Available records:
******

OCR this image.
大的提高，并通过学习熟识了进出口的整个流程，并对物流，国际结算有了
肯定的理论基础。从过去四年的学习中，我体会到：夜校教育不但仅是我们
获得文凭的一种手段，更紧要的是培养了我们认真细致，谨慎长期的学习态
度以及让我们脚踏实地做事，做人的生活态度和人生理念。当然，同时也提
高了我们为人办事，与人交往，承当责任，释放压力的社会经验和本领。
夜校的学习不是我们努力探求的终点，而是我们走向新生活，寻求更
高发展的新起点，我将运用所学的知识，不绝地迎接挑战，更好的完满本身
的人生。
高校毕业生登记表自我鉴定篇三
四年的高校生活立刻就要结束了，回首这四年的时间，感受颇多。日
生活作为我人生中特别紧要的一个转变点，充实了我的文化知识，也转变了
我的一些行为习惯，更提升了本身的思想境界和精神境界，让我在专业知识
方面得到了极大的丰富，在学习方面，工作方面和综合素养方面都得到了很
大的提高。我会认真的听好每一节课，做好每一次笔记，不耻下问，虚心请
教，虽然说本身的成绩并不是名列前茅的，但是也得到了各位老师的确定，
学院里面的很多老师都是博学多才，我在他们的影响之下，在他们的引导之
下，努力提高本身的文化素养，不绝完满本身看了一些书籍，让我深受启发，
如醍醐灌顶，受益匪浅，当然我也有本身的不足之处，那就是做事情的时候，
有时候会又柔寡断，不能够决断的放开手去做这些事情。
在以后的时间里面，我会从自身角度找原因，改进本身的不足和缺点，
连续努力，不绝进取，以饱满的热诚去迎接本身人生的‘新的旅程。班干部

******

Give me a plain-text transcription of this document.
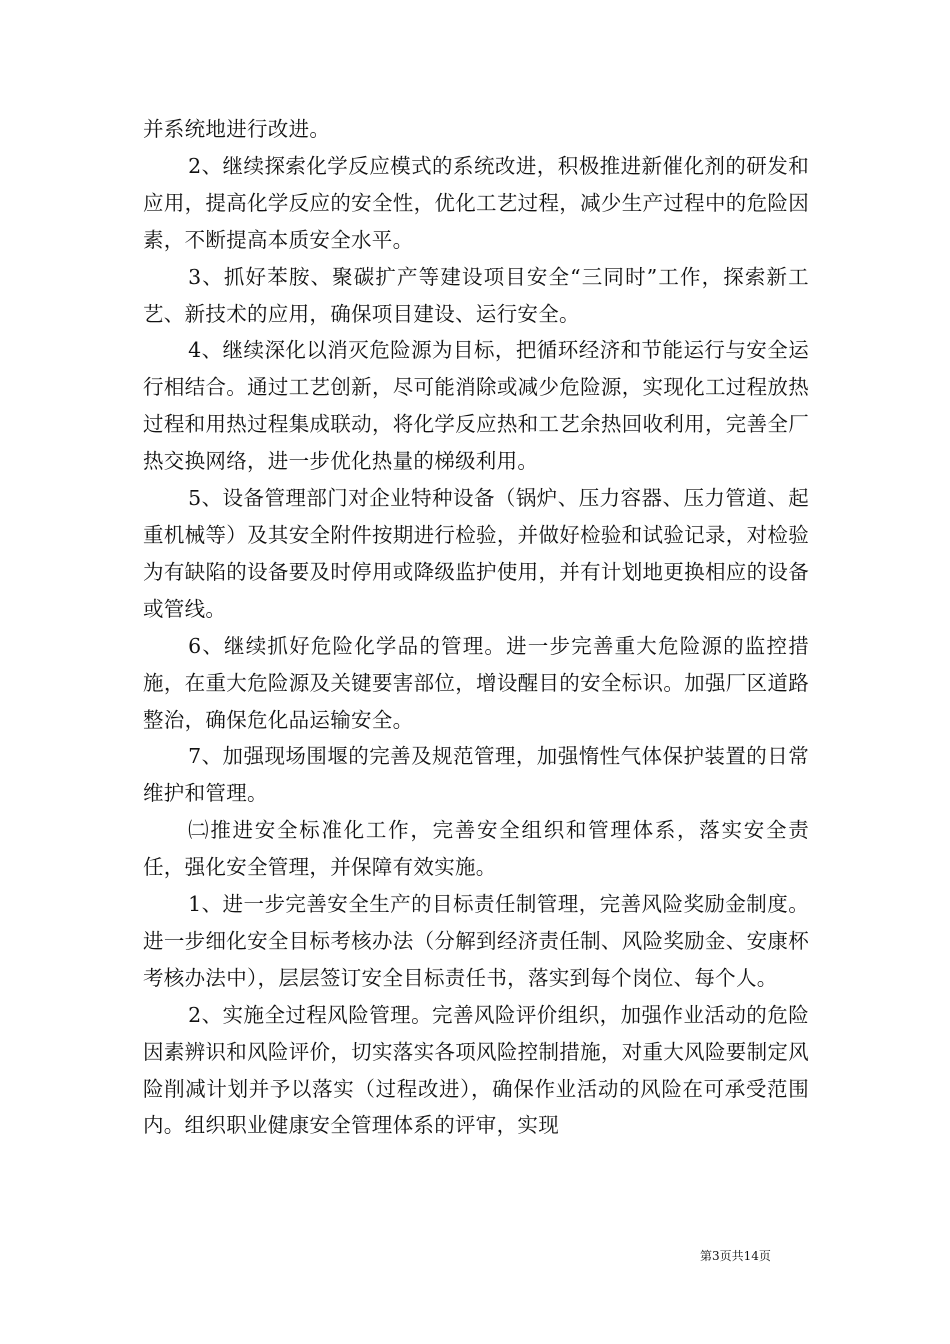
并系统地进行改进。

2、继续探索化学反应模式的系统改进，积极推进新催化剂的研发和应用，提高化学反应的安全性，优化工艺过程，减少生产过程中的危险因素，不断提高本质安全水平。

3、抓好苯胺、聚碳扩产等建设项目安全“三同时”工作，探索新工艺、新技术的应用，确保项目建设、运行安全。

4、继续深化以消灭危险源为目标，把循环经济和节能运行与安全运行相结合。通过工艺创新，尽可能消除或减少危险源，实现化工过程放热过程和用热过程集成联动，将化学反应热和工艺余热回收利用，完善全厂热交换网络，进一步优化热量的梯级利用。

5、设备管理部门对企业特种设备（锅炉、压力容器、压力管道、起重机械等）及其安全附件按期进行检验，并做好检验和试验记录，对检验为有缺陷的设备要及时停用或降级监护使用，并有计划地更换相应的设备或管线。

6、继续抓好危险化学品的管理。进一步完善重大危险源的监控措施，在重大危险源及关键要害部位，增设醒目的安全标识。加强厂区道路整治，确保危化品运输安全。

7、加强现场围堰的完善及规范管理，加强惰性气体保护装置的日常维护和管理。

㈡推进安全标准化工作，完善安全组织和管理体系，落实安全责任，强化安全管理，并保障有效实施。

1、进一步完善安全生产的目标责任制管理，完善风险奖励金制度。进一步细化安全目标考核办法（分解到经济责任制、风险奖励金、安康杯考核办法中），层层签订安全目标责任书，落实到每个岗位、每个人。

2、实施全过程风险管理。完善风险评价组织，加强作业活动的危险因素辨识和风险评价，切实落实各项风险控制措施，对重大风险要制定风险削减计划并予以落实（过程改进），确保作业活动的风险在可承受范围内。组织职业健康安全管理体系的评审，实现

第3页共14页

******

Problem description: Report how many lines include the word "大的提高". Give nothing but the number.

Reply to the exercise: 2